**Task directions:** Write every line out verbatim and omit the pictures.

**Dataset content:**
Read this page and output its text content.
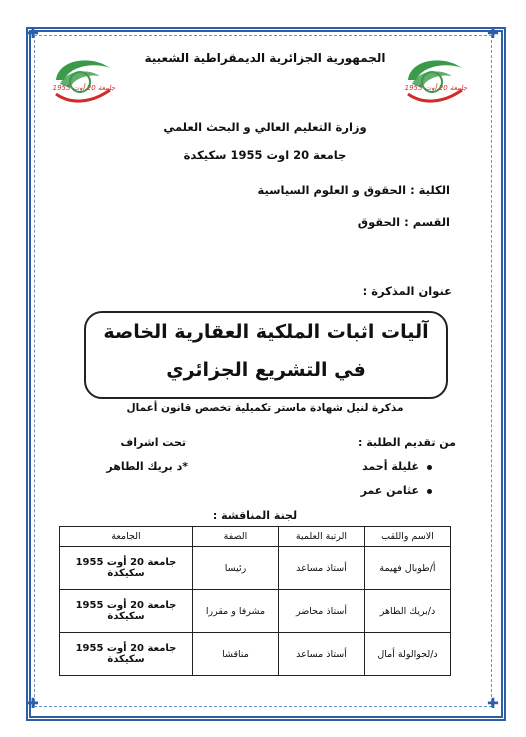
✚	✚
✚	✚
جامعة 20 أوت 1955	جامعة 20 أوت 1955
الجمهورية الجزائرية الديمقراطية الشعبية
وزارة التعليم العالي و البحث العلمي
جامعة 20 اوت 1955 سكيكدة
الكلية : الحقوق و العلوم السياسية
القسم : الحقوق
عنوان المذكرة :
آليات اثبات الملكية العقارية الخاصة
في التشريع الجزائري
مذكرة لنيل شهادة ماستر تكميلية تخصص قانون أعمال
من تقديم الطلبة :
غليلة أحمد
عثامن عمر
تحت اشراف
*د بريك الطاهر
لجنة المناقشة :
الاسم واللقب	الرتبة العلمية	الصفة	الجامعة
أ/طوبال فهيمة	أستاذ مساعد	رئيسا	جامعة 20 أوت 1955
سكيكدة

د/بريك الطاهر	أستاذ محاضر	مشرفا و مقررا	جامعة 20 أوت 1955
سكيكدة

د/لحوالولة أمال	أستاذ مساعد	مناقشا	جامعة 20 أوت 1955
سكيكدة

**Exercise answer:**
Read this page and output its text content.
✚	✚
✚	✚
جامعة 20 أوت 1955	جامعة 20 أوت 1955
الجمهورية الجزائرية الديمقراطية الشعبية
وزارة التعليم العالي و البحث العلمي
جامعة 20 اوت 1955 سكيكدة
الكلية : الحقوق و العلوم السياسية
القسم : الحقوق
عنوان المذكرة :
آليات اثبات الملكية العقارية الخاصة
في التشريع الجزائري
مذكرة لنيل شهادة ماستر تكميلية تخصص قانون أعمال
من تقديم الطلبة :
غليلة أحمد
عثامن عمر
تحت اشراف
*د بريك الطاهر
لجنة المناقشة :
الاسم واللقب	الرتبة العلمية	الصفة	الجامعة
أ/طوبال فهيمة	أستاذ مساعد	رئيسا	جامعة 20 أوت 1955
سكيكدة

د/بريك الطاهر	أستاذ محاضر	مشرفا و مقررا	جامعة 20 أوت 1955
سكيكدة

د/لحوالولة أمال	أستاذ مساعد	مناقشا	جامعة 20 أوت 1955
سكيكدة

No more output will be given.